Would you transcribe the listing that follows, character for character, and omit its images?
··········
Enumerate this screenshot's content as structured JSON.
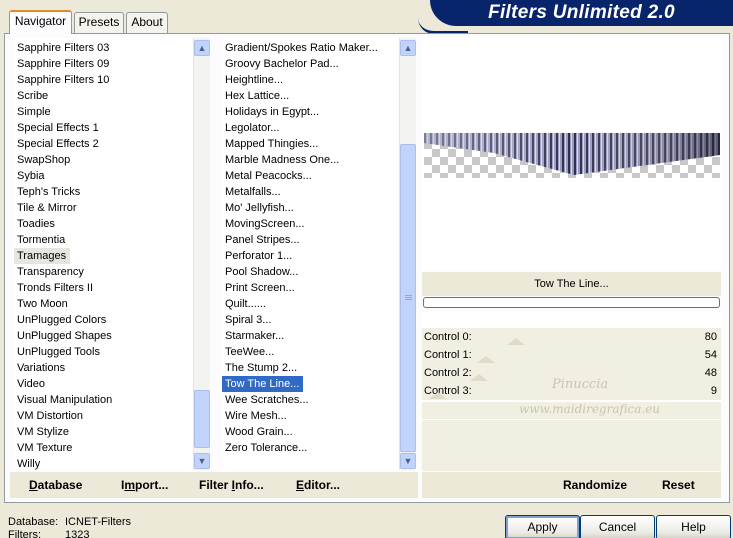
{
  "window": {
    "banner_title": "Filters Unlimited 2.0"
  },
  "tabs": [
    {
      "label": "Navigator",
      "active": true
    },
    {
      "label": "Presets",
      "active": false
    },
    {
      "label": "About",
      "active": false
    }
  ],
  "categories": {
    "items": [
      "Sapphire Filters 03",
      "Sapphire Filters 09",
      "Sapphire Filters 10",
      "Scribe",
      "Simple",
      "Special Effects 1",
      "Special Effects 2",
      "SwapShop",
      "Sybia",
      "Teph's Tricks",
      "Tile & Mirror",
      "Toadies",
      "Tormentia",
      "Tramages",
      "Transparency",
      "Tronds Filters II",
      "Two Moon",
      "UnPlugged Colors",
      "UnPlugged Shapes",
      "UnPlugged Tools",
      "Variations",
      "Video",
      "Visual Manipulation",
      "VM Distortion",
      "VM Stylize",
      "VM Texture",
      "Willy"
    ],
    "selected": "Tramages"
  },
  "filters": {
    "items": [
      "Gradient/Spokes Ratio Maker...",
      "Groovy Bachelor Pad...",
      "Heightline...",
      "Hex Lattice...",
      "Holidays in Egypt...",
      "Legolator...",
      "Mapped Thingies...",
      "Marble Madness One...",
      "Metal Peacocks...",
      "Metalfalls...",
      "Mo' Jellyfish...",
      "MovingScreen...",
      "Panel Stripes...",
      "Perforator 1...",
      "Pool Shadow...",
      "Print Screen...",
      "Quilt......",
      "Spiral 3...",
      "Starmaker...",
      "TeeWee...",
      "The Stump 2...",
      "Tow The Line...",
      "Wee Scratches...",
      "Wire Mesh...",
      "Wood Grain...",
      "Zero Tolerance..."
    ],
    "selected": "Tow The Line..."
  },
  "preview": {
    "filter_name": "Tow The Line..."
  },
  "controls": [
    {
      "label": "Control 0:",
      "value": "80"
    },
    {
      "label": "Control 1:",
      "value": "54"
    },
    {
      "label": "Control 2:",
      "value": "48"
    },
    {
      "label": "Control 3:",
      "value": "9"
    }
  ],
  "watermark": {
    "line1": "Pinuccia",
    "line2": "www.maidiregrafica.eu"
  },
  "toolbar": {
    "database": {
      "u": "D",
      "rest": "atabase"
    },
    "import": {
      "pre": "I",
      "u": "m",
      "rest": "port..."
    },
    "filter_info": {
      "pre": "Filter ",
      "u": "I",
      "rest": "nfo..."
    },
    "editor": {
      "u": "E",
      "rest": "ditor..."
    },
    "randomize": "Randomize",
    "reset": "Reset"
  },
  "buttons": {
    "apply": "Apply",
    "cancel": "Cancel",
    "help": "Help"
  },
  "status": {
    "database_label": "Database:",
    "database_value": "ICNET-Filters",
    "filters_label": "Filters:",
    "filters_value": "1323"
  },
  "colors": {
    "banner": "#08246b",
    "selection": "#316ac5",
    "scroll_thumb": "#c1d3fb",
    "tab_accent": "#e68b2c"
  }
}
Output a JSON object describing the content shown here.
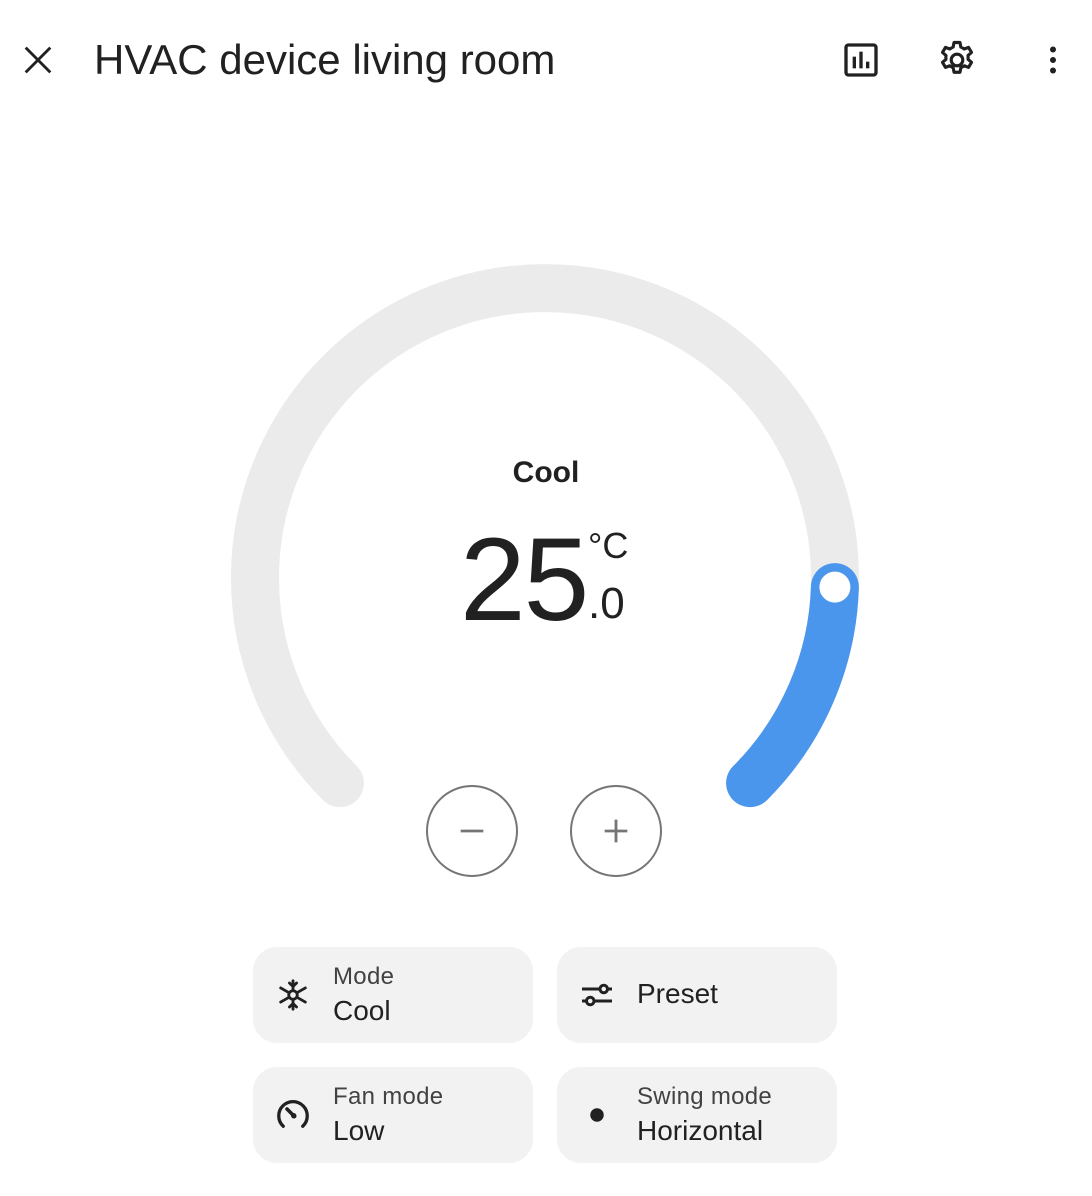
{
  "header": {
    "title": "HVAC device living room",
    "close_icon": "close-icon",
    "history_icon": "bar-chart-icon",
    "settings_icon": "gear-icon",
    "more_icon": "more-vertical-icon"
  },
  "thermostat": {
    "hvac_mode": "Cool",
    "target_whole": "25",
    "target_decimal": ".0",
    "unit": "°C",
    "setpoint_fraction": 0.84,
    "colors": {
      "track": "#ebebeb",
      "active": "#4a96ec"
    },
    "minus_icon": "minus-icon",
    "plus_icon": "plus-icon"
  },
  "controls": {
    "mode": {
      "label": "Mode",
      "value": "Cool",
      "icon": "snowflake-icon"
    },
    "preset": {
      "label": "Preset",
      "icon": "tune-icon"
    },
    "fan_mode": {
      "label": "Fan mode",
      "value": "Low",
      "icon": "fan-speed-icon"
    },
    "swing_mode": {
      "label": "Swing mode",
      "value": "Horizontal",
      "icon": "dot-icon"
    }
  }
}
··········
*TASK ANSWER*
Enumerate this screenshot's content as structured JSON.
{
  "window": {
    "banner_title": "Filters Unlimited 2.0"
  },
  "tabs": [
    {
      "label": "Navigator",
      "active": true
    },
    {
      "label": "Presets",
      "active": false
    },
    {
      "label": "About",
      "active": false
    }
  ],
  "categories": {
    "items": [
      "Sapphire Filters 03",
      "Sapphire Filters 09",
      "Sapphire Filters 10",
      "Scribe",
      "Simple",
      "Special Effects 1",
      "Special Effects 2",
      "SwapShop",
      "Sybia",
      "Teph's Tricks",
      "Tile & Mirror",
      "Toadies",
      "Tormentia",
      "Tramages",
      "Transparency",
      "Tronds Filters II",
      "Two Moon",
      "UnPlugged Colors",
      "UnPlugged Shapes",
      "UnPlugged Tools",
      "Variations",
      "Video",
      "Visual Manipulation",
      "VM Distortion",
      "VM Stylize",
      "VM Texture",
      "Willy"
    ],
    "selected": "Tramages"
  },
  "filters": {
    "items": [
      "Gradient/Spokes Ratio Maker...",
      "Groovy Bachelor Pad...",
      "Heightline...",
      "Hex Lattice...",
      "Holidays in Egypt...",
      "Legolator...",
      "Mapped Thingies...",
      "Marble Madness One...",
      "Metal Peacocks...",
      "Metalfalls...",
      "Mo' Jellyfish...",
      "MovingScreen...",
      "Panel Stripes...",
      "Perforator 1...",
      "Pool Shadow...",
      "Print Screen...",
      "Quilt......",
      "Spiral 3...",
      "Starmaker...",
      "TeeWee...",
      "The Stump 2...",
      "Tow The Line...",
      "Wee Scratches...",
      "Wire Mesh...",
      "Wood Grain...",
      "Zero Tolerance..."
    ],
    "selected": "Tow The Line..."
  },
  "preview": {
    "filter_name": "Tow The Line..."
  },
  "controls": [
    {
      "label": "Control 0:",
      "value": "80"
    },
    {
      "label": "Control 1:",
      "value": "54"
    },
    {
      "label": "Control 2:",
      "value": "48"
    },
    {
      "label": "Control 3:",
      "value": "9"
    }
  ],
  "watermark": {
    "line1": "Pinuccia",
    "line2": "www.maidiregrafica.eu"
  },
  "toolbar": {
    "database": {
      "u": "D",
      "rest": "atabase"
    },
    "import": {
      "pre": "I",
      "u": "m",
      "rest": "port..."
    },
    "filter_info": {
      "pre": "Filter ",
      "u": "I",
      "rest": "nfo..."
    },
    "editor": {
      "u": "E",
      "rest": "ditor..."
    },
    "randomize": "Randomize",
    "reset": "Reset"
  },
  "buttons": {
    "apply": "Apply",
    "cancel": "Cancel",
    "help": "Help"
  },
  "status": {
    "database_label": "Database:",
    "database_value": "ICNET-Filters",
    "filters_label": "Filters:",
    "filters_value": "1323"
  },
  "colors": {
    "banner": "#08246b",
    "selection": "#316ac5",
    "scroll_thumb": "#c1d3fb",
    "tab_accent": "#e68b2c"
  }
}
Output a JSON object describing the content shown here.
{
  "header": {
    "title": "HVAC device living room",
    "close_icon": "close-icon",
    "history_icon": "bar-chart-icon",
    "settings_icon": "gear-icon",
    "more_icon": "more-vertical-icon"
  },
  "thermostat": {
    "hvac_mode": "Cool",
    "target_whole": "25",
    "target_decimal": ".0",
    "unit": "°C",
    "setpoint_fraction": 0.84,
    "colors": {
      "track": "#ebebeb",
      "active": "#4a96ec"
    },
    "minus_icon": "minus-icon",
    "plus_icon": "plus-icon"
  },
  "controls": {
    "mode": {
      "label": "Mode",
      "value": "Cool",
      "icon": "snowflake-icon"
    },
    "preset": {
      "label": "Preset",
      "icon": "tune-icon"
    },
    "fan_mode": {
      "label": "Fan mode",
      "value": "Low",
      "icon": "fan-speed-icon"
    },
    "swing_mode": {
      "label": "Swing mode",
      "value": "Horizontal",
      "icon": "dot-icon"
    }
  }
}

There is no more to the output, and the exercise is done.